Extracted data entries
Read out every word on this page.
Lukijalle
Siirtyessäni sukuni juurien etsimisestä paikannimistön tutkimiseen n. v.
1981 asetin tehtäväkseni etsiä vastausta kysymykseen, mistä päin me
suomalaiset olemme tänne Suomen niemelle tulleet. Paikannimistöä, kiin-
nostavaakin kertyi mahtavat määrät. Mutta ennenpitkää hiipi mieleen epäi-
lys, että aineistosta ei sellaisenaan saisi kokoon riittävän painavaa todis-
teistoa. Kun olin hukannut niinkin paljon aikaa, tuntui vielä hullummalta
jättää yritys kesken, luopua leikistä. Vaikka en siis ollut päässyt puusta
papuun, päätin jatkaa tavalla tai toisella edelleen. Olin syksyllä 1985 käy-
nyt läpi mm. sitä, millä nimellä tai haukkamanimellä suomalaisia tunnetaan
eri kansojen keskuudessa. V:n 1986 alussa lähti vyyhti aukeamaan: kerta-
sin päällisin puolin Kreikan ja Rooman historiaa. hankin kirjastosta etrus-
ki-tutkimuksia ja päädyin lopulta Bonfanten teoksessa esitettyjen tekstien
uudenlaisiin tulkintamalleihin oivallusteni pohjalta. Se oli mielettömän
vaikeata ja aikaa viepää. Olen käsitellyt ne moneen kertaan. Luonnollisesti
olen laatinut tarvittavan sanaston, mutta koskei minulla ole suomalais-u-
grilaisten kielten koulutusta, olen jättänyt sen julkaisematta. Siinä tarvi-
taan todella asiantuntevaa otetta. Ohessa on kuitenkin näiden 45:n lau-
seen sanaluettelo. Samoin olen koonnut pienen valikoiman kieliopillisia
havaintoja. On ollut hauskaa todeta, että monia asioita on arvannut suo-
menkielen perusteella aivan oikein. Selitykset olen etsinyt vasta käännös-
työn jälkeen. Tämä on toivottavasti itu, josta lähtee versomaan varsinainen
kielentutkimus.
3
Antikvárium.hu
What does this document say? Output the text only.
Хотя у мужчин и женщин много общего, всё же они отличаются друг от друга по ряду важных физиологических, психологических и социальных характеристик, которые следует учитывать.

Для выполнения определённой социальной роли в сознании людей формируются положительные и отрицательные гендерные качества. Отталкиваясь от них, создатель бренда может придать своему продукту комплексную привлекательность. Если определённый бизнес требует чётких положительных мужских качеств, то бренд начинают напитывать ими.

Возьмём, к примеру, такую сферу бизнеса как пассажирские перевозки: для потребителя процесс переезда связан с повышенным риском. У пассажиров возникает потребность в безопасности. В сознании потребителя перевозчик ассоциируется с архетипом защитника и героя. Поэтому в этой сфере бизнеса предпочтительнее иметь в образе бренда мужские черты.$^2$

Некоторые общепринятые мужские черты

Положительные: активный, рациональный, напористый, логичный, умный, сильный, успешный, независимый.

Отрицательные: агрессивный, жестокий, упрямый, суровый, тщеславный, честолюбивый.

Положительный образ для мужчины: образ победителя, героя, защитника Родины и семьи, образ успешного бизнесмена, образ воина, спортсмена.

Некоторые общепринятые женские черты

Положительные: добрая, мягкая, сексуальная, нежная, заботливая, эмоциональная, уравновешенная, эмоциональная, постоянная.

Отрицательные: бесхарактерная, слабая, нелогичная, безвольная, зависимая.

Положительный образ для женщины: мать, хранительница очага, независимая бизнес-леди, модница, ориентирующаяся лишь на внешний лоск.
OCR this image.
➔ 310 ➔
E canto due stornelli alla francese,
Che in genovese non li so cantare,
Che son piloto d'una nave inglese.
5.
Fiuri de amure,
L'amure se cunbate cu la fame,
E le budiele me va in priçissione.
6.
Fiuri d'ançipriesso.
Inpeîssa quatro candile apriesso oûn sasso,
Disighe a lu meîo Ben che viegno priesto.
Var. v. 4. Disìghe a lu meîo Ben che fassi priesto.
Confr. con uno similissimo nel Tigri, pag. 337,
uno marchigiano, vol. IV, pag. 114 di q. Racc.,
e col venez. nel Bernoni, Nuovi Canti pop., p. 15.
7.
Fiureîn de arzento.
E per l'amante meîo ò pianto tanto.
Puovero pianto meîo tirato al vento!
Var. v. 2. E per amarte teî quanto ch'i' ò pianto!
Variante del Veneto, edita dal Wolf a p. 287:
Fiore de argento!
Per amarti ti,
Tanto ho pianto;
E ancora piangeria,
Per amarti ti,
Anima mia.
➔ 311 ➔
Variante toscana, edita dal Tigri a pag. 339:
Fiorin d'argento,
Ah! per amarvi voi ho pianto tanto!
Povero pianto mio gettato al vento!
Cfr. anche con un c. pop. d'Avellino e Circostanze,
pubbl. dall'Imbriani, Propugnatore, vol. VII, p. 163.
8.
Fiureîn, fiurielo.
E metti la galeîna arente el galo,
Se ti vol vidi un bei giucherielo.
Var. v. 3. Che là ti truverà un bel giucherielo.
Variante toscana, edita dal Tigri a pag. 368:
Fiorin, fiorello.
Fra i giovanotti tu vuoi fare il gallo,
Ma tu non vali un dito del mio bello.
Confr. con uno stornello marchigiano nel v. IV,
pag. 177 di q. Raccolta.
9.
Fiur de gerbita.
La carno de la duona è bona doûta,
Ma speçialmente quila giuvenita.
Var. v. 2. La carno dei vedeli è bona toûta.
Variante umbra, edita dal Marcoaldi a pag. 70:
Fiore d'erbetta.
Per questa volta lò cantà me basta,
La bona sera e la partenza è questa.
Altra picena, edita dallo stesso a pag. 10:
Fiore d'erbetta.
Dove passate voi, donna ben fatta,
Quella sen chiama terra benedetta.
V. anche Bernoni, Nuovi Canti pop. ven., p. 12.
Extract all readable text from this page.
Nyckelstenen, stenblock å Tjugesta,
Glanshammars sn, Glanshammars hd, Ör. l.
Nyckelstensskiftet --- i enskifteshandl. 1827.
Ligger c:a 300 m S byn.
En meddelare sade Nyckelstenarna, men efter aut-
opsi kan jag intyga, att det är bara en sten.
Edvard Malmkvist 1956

What you have to do — Retype exactly, please, each line from the line that contains "Extract all readable text from this page." through the last line of the entries above, with nothing added.

Correct output —
Extract all readable text from this page.
Nyckelstenen, stenblock å Tjugesta,
Glanshammars sn, Glanshammars hd, Ör. l.
Nyckelstensskiftet --- i enskifteshandl. 1827.
Ligger c:a 300 m S byn.
En meddelare sade Nyckelstenarna, men efter aut-
opsi kan jag intyga, att det är bara en sten.
Edvard Malmkvist 1956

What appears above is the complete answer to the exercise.